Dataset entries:

==========

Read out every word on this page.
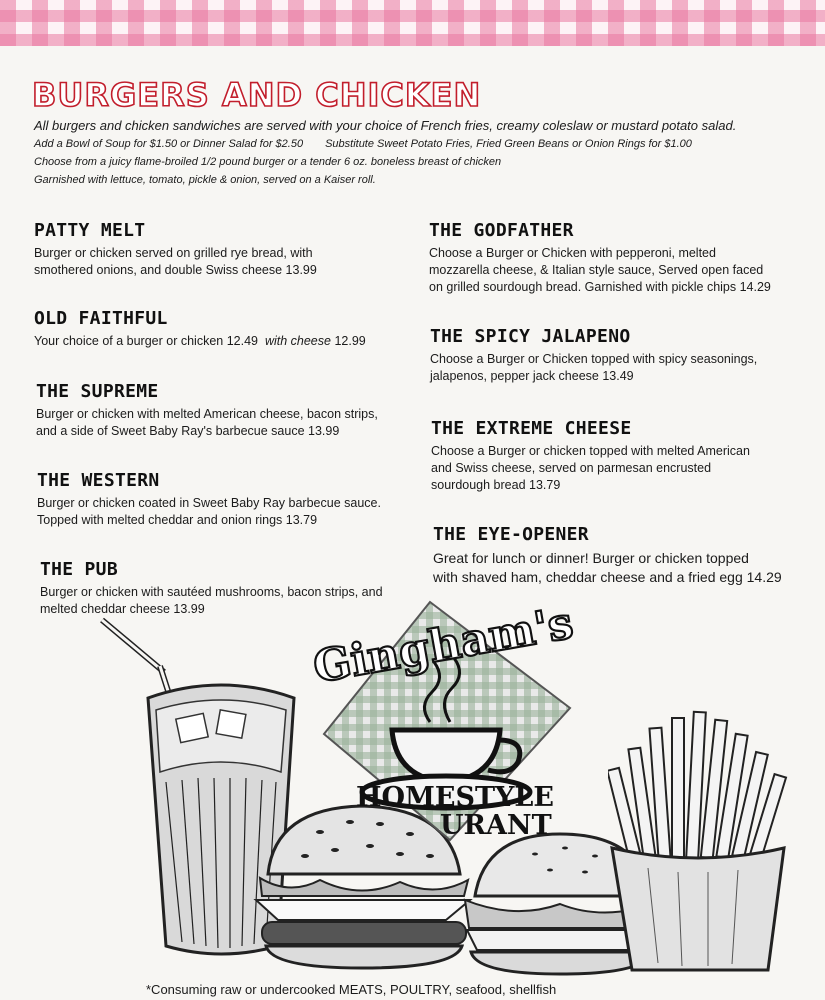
BURGERS AND CHICKEN
All burgers and chicken sandwiches are served with your choice of French fries, creamy coleslaw or mustard potato salad.
Add a Bowl of Soup for $1.50 or Dinner Salad for $2.50 Substitute Sweet Potato Fries, Fried Green Beans or Onion Rings for $1.00
Choose from a juicy flame-broiled 1/2 pound burger or a tender 6 oz. boneless breast of chicken
Garnished with lettuce, tomato, pickle & onion, served on a Kaiser roll.
PATTY MELT

Burger or chicken served on grilled rye bread, with

smothered onions, and double Swiss cheese 13.99

OLD FAITHFUL

Your choice of a burger or chicken 12.49 with cheese 12.99

THE SUPREME

Burger or chicken with melted American cheese, bacon strips,

and a side of Sweet Baby Ray's barbecue sauce 13.99

THE WESTERN

Burger or chicken coated in Sweet Baby Ray barbecue sauce.

Topped with melted cheddar and onion rings 13.79

THE PUB

Burger or chicken with sautéed mushrooms, bacon strips, and

melted cheddar cheese 13.99

THE GODFATHER

Choose a Burger or Chicken with pepperoni, melted

mozzarella cheese, & Italian style sauce, Served open faced

on grilled sourdough bread. Garnished with pickle chips 14.29

THE SPICY JALAPENO

Choose a Burger or Chicken topped with spicy seasonings,

jalapenos, pepper jack cheese 13.49

THE EXTREME CHEESE

Choose a Burger or chicken topped with melted American

and Swiss cheese, served on parmesan encrusted

sourdough bread 13.79

THE EYE-OPENER

Great for lunch or dinner! Burger or chicken topped

with shaved ham, cheddar cheese and a fried egg 14.29

Gingham's
HOMESTYLE
URANT
*Consuming raw or undercooked MEATS, POULTRY, seafood, shellfish
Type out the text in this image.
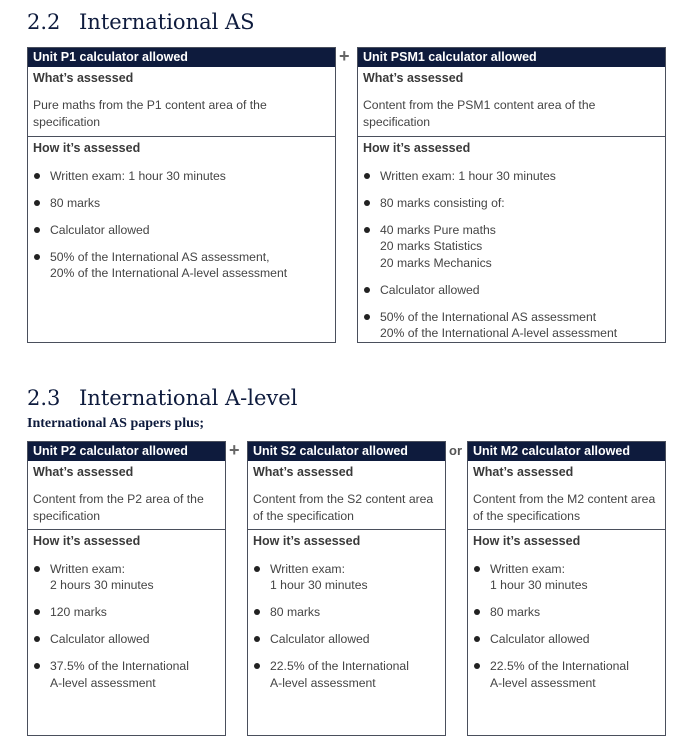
2.2 International AS
Unit P1 calculator allowed
What’s assessed
Pure maths from the P1 content area of the specification
How it’s assessed
Written exam: 1 hour 30 minutes
80 marks
Calculator allowed
50% of the International AS assessment,
20% of the International A-level assessment
+	Unit PSM1 calculator allowed
What’s assessed
Content from the PSM1 content area of the specification
How it’s assessed
Written exam: 1 hour 30 minutes
80 marks consisting of:
40 marks Pure maths
20 marks Statistics
20 marks Mechanics
Calculator allowed
50% of the International AS assessment
20% of the International A-level assessment
2.3 International A-level

International AS papers plus;

Unit P2 calculator allowed
What’s assessed
Content from the P2 area of the specification
How it’s assessed
Written exam:
2 hours 30 minutes
120 marks
Calculator allowed
37.5% of the International
A-level assessment
+	Unit S2 calculator allowed
What’s assessed
Content from the S2 content area of the specification
How it’s assessed
Written exam:
1 hour 30 minutes
80 marks
Calculator allowed
22.5% of the International
A-level assessment
or Unit M2 calculator allowed
What’s assessed
Content from the M2 content area of the specifications
How it’s assessed
Written exam:
1 hour 30 minutes
80 marks
Calculator allowed
22.5% of the International
A-level assessment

==========

-- CHALLENGE --
Repeat the entries exactly. Pictures are excluded from the copy.

-- ANSWER --
Read out every word on this page.
BURGERS AND CHICKEN
All burgers and chicken sandwiches are served with your choice of French fries, creamy coleslaw or mustard potato salad.
Add a Bowl of Soup for $1.50 or Dinner Salad for $2.50 Substitute Sweet Potato Fries, Fried Green Beans or Onion Rings for $1.00
Choose from a juicy flame-broiled 1/2 pound burger or a tender 6 oz. boneless breast of chicken
Garnished with lettuce, tomato, pickle & onion, served on a Kaiser roll.
PATTY MELT

Burger or chicken served on grilled rye bread, with

smothered onions, and double Swiss cheese 13.99

OLD FAITHFUL

Your choice of a burger or chicken 12.49 with cheese 12.99

THE SUPREME

Burger or chicken with melted American cheese, bacon strips,

and a side of Sweet Baby Ray's barbecue sauce 13.99

THE WESTERN

Burger or chicken coated in Sweet Baby Ray barbecue sauce.

Topped with melted cheddar and onion rings 13.79

THE PUB

Burger or chicken with sautéed mushrooms, bacon strips, and

melted cheddar cheese 13.99

THE GODFATHER

Choose a Burger or Chicken with pepperoni, melted

mozzarella cheese, & Italian style sauce, Served open faced

on grilled sourdough bread. Garnished with pickle chips 14.29

THE SPICY JALAPENO

Choose a Burger or Chicken topped with spicy seasonings,

jalapenos, pepper jack cheese 13.49

THE EXTREME CHEESE

Choose a Burger or chicken topped with melted American

and Swiss cheese, served on parmesan encrusted

sourdough bread 13.79

THE EYE-OPENER

Great for lunch or dinner! Burger or chicken topped

with shaved ham, cheddar cheese and a fried egg 14.29

Gingham's
HOMESTYLE
URANT
*Consuming raw or undercooked MEATS, POULTRY, seafood, shellfish
Type out the text in this image.
2.2 International AS
Unit P1 calculator allowed
What’s assessed
Pure maths from the P1 content area of the specification
How it’s assessed
Written exam: 1 hour 30 minutes
80 marks
Calculator allowed
50% of the International AS assessment,
20% of the International A-level assessment
+	Unit PSM1 calculator allowed
What’s assessed
Content from the PSM1 content area of the specification
How it’s assessed
Written exam: 1 hour 30 minutes
80 marks consisting of:
40 marks Pure maths
20 marks Statistics
20 marks Mechanics
Calculator allowed
50% of the International AS assessment
20% of the International A-level assessment
2.3 International A-level

International AS papers plus;

Unit P2 calculator allowed
What’s assessed
Content from the P2 area of the specification
How it’s assessed
Written exam:
2 hours 30 minutes
120 marks
Calculator allowed
37.5% of the International
A-level assessment
+	Unit S2 calculator allowed
What’s assessed
Content from the S2 content area of the specification
How it’s assessed
Written exam:
1 hour 30 minutes
80 marks
Calculator allowed
22.5% of the International
A-level assessment
or Unit M2 calculator allowed
What’s assessed
Content from the M2 content area of the specifications
How it’s assessed
Written exam:
1 hour 30 minutes
80 marks
Calculator allowed
22.5% of the International
A-level assessment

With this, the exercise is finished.